____ Data entries
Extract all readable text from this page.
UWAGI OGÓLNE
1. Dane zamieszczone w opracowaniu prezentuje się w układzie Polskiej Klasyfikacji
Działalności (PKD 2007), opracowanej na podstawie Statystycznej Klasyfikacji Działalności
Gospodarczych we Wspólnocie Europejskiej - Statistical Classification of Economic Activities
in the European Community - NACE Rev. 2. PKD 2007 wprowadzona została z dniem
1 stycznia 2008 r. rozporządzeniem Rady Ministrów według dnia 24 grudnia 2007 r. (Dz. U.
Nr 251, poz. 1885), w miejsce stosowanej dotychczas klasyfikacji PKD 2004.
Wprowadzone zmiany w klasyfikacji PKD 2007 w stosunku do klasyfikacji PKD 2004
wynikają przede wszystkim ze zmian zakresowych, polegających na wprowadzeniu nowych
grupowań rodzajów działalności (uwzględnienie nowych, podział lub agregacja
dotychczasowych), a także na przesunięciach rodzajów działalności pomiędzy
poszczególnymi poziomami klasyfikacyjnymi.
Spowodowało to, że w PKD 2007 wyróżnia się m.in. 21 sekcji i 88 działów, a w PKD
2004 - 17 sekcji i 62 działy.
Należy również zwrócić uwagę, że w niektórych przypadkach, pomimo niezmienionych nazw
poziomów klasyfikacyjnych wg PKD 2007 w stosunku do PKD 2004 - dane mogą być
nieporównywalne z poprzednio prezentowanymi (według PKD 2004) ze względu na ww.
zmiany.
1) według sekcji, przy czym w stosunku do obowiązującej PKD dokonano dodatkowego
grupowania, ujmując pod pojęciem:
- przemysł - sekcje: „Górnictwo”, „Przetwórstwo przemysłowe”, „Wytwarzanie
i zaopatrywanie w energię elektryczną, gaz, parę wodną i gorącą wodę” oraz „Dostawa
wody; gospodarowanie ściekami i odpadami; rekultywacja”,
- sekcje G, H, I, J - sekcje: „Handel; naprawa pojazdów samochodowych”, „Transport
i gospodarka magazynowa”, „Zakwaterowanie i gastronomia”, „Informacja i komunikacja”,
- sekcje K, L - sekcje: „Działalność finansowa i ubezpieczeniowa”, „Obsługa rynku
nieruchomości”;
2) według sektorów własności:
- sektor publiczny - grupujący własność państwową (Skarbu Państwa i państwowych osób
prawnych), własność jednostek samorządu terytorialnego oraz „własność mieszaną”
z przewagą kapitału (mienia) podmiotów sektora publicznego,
________
**Given request:** All entries must be repeated verbatim.

**Completed task:**
Extract all readable text from this page.
UWAGI OGÓLNE
1. Dane zamieszczone w opracowaniu prezentuje się w układzie Polskiej Klasyfikacji
Działalności (PKD 2007), opracowanej na podstawie Statystycznej Klasyfikacji Działalności
Gospodarczych we Wspólnocie Europejskiej - Statistical Classification of Economic Activities
in the European Community - NACE Rev. 2. PKD 2007 wprowadzona została z dniem
1 stycznia 2008 r. rozporządzeniem Rady Ministrów według dnia 24 grudnia 2007 r. (Dz. U.
Nr 251, poz. 1885), w miejsce stosowanej dotychczas klasyfikacji PKD 2004.
Wprowadzone zmiany w klasyfikacji PKD 2007 w stosunku do klasyfikacji PKD 2004
wynikają przede wszystkim ze zmian zakresowych, polegających na wprowadzeniu nowych
grupowań rodzajów działalności (uwzględnienie nowych, podział lub agregacja
dotychczasowych), a także na przesunięciach rodzajów działalności pomiędzy
poszczególnymi poziomami klasyfikacyjnymi.
Spowodowało to, że w PKD 2007 wyróżnia się m.in. 21 sekcji i 88 działów, a w PKD
2004 - 17 sekcji i 62 działy.
Należy również zwrócić uwagę, że w niektórych przypadkach, pomimo niezmienionych nazw
poziomów klasyfikacyjnych wg PKD 2007 w stosunku do PKD 2004 - dane mogą być
nieporównywalne z poprzednio prezentowanymi (według PKD 2004) ze względu na ww.
zmiany.
1) według sekcji, przy czym w stosunku do obowiązującej PKD dokonano dodatkowego
grupowania, ujmując pod pojęciem:
- przemysł - sekcje: „Górnictwo”, „Przetwórstwo przemysłowe”, „Wytwarzanie
i zaopatrywanie w energię elektryczną, gaz, parę wodną i gorącą wodę” oraz „Dostawa
wody; gospodarowanie ściekami i odpadami; rekultywacja”,
- sekcje G, H, I, J - sekcje: „Handel; naprawa pojazdów samochodowych”, „Transport
i gospodarka magazynowa”, „Zakwaterowanie i gastronomia”, „Informacja i komunikacja”,
- sekcje K, L - sekcje: „Działalność finansowa i ubezpieczeniowa”, „Obsługa rynku
nieruchomości”;
2) według sektorów własności:
- sektor publiczny - grupujący własność państwową (Skarbu Państwa i państwowych osób
prawnych), własność jednostek samorządu terytorialnego oraz „własność mieszaną”
z przewagą kapitału (mienia) podmiotów sektora publicznego,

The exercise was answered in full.